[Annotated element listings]
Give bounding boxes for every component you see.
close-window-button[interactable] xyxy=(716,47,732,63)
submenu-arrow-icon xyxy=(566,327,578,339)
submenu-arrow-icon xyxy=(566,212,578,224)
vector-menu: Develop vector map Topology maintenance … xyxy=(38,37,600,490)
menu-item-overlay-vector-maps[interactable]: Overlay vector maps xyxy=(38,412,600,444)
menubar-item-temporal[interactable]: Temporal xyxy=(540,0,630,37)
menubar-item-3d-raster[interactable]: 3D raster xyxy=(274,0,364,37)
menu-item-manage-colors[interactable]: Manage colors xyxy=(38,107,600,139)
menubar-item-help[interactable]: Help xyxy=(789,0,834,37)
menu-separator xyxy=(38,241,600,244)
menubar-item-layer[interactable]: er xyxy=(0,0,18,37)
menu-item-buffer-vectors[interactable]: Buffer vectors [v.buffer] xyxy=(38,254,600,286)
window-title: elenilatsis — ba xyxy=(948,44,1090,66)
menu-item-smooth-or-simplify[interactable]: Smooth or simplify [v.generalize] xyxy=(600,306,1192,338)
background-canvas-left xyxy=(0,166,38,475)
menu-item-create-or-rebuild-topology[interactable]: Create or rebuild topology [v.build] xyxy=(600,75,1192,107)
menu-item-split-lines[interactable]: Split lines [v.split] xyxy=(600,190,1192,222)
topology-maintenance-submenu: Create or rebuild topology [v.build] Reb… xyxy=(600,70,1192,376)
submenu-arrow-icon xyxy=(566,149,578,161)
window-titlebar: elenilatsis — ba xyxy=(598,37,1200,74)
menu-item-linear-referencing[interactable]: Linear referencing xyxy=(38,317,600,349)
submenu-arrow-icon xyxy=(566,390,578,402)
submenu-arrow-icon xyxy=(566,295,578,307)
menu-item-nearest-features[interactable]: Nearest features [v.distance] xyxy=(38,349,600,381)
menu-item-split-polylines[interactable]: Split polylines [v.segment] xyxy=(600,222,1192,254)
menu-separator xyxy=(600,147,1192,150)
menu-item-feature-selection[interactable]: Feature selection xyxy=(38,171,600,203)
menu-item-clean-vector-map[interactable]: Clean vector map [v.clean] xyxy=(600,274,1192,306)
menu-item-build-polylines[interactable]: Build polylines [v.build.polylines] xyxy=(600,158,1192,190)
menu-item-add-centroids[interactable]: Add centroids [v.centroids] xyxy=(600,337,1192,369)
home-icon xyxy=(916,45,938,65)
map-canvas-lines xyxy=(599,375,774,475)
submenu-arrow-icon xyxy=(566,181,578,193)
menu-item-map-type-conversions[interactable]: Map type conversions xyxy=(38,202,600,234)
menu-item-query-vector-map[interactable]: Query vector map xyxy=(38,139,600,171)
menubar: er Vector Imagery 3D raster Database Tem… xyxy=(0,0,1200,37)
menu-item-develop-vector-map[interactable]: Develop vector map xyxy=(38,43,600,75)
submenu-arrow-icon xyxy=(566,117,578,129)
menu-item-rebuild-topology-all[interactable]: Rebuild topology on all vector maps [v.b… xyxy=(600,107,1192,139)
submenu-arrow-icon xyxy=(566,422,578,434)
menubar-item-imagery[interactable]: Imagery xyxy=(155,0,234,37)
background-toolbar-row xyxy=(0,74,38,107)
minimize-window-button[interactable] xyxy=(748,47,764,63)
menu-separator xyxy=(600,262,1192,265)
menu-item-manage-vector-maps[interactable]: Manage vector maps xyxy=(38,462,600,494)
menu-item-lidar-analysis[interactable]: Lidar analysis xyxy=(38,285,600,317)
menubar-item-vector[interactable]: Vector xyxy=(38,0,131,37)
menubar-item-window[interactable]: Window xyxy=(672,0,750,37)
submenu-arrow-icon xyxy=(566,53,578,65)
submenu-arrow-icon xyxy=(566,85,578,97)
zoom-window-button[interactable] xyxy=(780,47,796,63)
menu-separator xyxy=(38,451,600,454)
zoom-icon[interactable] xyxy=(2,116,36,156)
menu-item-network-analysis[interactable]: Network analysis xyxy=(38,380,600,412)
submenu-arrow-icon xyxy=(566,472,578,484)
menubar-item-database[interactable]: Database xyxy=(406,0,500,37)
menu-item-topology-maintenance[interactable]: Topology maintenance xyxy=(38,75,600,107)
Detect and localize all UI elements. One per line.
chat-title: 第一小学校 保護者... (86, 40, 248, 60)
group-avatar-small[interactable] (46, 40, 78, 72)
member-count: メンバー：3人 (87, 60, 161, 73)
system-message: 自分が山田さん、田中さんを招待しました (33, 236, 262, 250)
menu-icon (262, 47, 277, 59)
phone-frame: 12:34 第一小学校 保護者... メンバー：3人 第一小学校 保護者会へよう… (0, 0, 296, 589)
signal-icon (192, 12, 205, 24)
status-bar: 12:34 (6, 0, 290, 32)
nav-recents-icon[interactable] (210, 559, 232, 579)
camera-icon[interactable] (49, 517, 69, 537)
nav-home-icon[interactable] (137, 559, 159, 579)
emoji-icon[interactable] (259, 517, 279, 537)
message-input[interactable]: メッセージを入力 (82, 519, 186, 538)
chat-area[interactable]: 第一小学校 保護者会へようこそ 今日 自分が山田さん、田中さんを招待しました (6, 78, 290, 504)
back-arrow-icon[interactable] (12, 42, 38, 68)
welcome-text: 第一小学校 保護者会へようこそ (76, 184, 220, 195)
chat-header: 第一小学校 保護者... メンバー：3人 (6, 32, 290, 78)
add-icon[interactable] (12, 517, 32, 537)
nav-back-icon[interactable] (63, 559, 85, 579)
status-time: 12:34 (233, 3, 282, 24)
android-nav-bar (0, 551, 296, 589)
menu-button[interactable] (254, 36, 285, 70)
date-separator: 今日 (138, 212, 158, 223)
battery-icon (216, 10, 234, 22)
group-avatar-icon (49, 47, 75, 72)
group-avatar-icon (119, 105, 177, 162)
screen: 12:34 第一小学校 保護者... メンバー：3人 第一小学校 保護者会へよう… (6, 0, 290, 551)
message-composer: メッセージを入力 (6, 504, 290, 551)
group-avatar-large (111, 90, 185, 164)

» To do
Reproduce every line of the records above without any changes.

» Output of the exercise
Give bounding boxes for every component you see.
close-window-button[interactable] xyxy=(716,47,732,63)
submenu-arrow-icon xyxy=(566,327,578,339)
submenu-arrow-icon xyxy=(566,212,578,224)
vector-menu: Develop vector map Topology maintenance … xyxy=(38,37,600,490)
menu-item-overlay-vector-maps[interactable]: Overlay vector maps xyxy=(38,412,600,444)
menubar-item-temporal[interactable]: Temporal xyxy=(540,0,630,37)
menubar-item-3d-raster[interactable]: 3D raster xyxy=(274,0,364,37)
menu-item-manage-colors[interactable]: Manage colors xyxy=(38,107,600,139)
menubar-item-help[interactable]: Help xyxy=(789,0,834,37)
menu-separator xyxy=(38,241,600,244)
menubar-item-layer[interactable]: er xyxy=(0,0,18,37)
menu-item-buffer-vectors[interactable]: Buffer vectors [v.buffer] xyxy=(38,254,600,286)
window-title: elenilatsis — ba xyxy=(948,44,1090,66)
menu-item-smooth-or-simplify[interactable]: Smooth or simplify [v.generalize] xyxy=(600,306,1192,338)
background-canvas-left xyxy=(0,166,38,475)
menu-item-create-or-rebuild-topology[interactable]: Create or rebuild topology [v.build] xyxy=(600,75,1192,107)
menu-item-split-lines[interactable]: Split lines [v.split] xyxy=(600,190,1192,222)
topology-maintenance-submenu: Create or rebuild topology [v.build] Reb… xyxy=(600,70,1192,376)
submenu-arrow-icon xyxy=(566,149,578,161)
window-titlebar: elenilatsis — ba xyxy=(598,37,1200,74)
menu-item-linear-referencing[interactable]: Linear referencing xyxy=(38,317,600,349)
submenu-arrow-icon xyxy=(566,390,578,402)
submenu-arrow-icon xyxy=(566,295,578,307)
menu-item-nearest-features[interactable]: Nearest features [v.distance] xyxy=(38,349,600,381)
menu-item-split-polylines[interactable]: Split polylines [v.segment] xyxy=(600,222,1192,254)
menu-separator xyxy=(600,147,1192,150)
menu-item-feature-selection[interactable]: Feature selection xyxy=(38,171,600,203)
menu-item-clean-vector-map[interactable]: Clean vector map [v.clean] xyxy=(600,274,1192,306)
menu-item-build-polylines[interactable]: Build polylines [v.build.polylines] xyxy=(600,158,1192,190)
menu-item-add-centroids[interactable]: Add centroids [v.centroids] xyxy=(600,337,1192,369)
home-icon xyxy=(916,45,938,65)
map-canvas-lines xyxy=(599,375,774,475)
submenu-arrow-icon xyxy=(566,181,578,193)
menu-item-map-type-conversions[interactable]: Map type conversions xyxy=(38,202,600,234)
menu-item-query-vector-map[interactable]: Query vector map xyxy=(38,139,600,171)
menubar: er Vector Imagery 3D raster Database Tem… xyxy=(0,0,1200,37)
menu-item-develop-vector-map[interactable]: Develop vector map xyxy=(38,43,600,75)
submenu-arrow-icon xyxy=(566,117,578,129)
menu-item-rebuild-topology-all[interactable]: Rebuild topology on all vector maps [v.b… xyxy=(600,107,1192,139)
submenu-arrow-icon xyxy=(566,422,578,434)
menubar-item-imagery[interactable]: Imagery xyxy=(155,0,234,37)
background-toolbar-row xyxy=(0,74,38,107)
minimize-window-button[interactable] xyxy=(748,47,764,63)
menu-separator xyxy=(600,262,1192,265)
menu-item-manage-vector-maps[interactable]: Manage vector maps xyxy=(38,462,600,494)
menu-item-lidar-analysis[interactable]: Lidar analysis xyxy=(38,285,600,317)
menubar-item-vector[interactable]: Vector xyxy=(38,0,131,37)
menubar-item-window[interactable]: Window xyxy=(672,0,750,37)
submenu-arrow-icon xyxy=(566,53,578,65)
submenu-arrow-icon xyxy=(566,85,578,97)
zoom-window-button[interactable] xyxy=(780,47,796,63)
menu-separator xyxy=(38,451,600,454)
zoom-icon[interactable] xyxy=(2,116,36,156)
menu-item-network-analysis[interactable]: Network analysis xyxy=(38,380,600,412)
submenu-arrow-icon xyxy=(566,472,578,484)
menubar-item-database[interactable]: Database xyxy=(406,0,500,37)
menu-item-topology-maintenance[interactable]: Topology maintenance xyxy=(38,75,600,107)
Detect and localize all UI elements. One per line.
chat-title: 第一小学校 保護者... (86, 40, 248, 60)
group-avatar-small[interactable] (46, 40, 78, 72)
member-count: メンバー：3人 (87, 60, 161, 73)
system-message: 自分が山田さん、田中さんを招待しました (33, 236, 262, 250)
menu-icon (262, 47, 277, 59)
phone-frame: 12:34 第一小学校 保護者... メンバー：3人 第一小学校 保護者会へよう… (0, 0, 296, 589)
signal-icon (192, 12, 205, 24)
status-bar: 12:34 (6, 0, 290, 32)
nav-recents-icon[interactable] (210, 559, 232, 579)
camera-icon[interactable] (49, 517, 69, 537)
nav-home-icon[interactable] (137, 559, 159, 579)
emoji-icon[interactable] (259, 517, 279, 537)
message-input[interactable]: メッセージを入力 (82, 519, 186, 538)
chat-area[interactable]: 第一小学校 保護者会へようこそ 今日 自分が山田さん、田中さんを招待しました (6, 78, 290, 504)
back-arrow-icon[interactable] (12, 42, 38, 68)
welcome-text: 第一小学校 保護者会へようこそ (76, 184, 220, 195)
chat-header: 第一小学校 保護者... メンバー：3人 (6, 32, 290, 78)
add-icon[interactable] (12, 517, 32, 537)
nav-back-icon[interactable] (63, 559, 85, 579)
status-time: 12:34 (233, 3, 282, 24)
android-nav-bar (0, 551, 296, 589)
menu-button[interactable] (254, 36, 285, 70)
date-separator: 今日 (138, 212, 158, 223)
battery-icon (216, 10, 234, 22)
group-avatar-icon (49, 47, 75, 72)
group-avatar-icon (119, 105, 177, 162)
screen: 12:34 第一小学校 保護者... メンバー：3人 第一小学校 保護者会へよう… (6, 0, 290, 551)
message-composer: メッセージを入力 (6, 504, 290, 551)
group-avatar-large (111, 90, 185, 164)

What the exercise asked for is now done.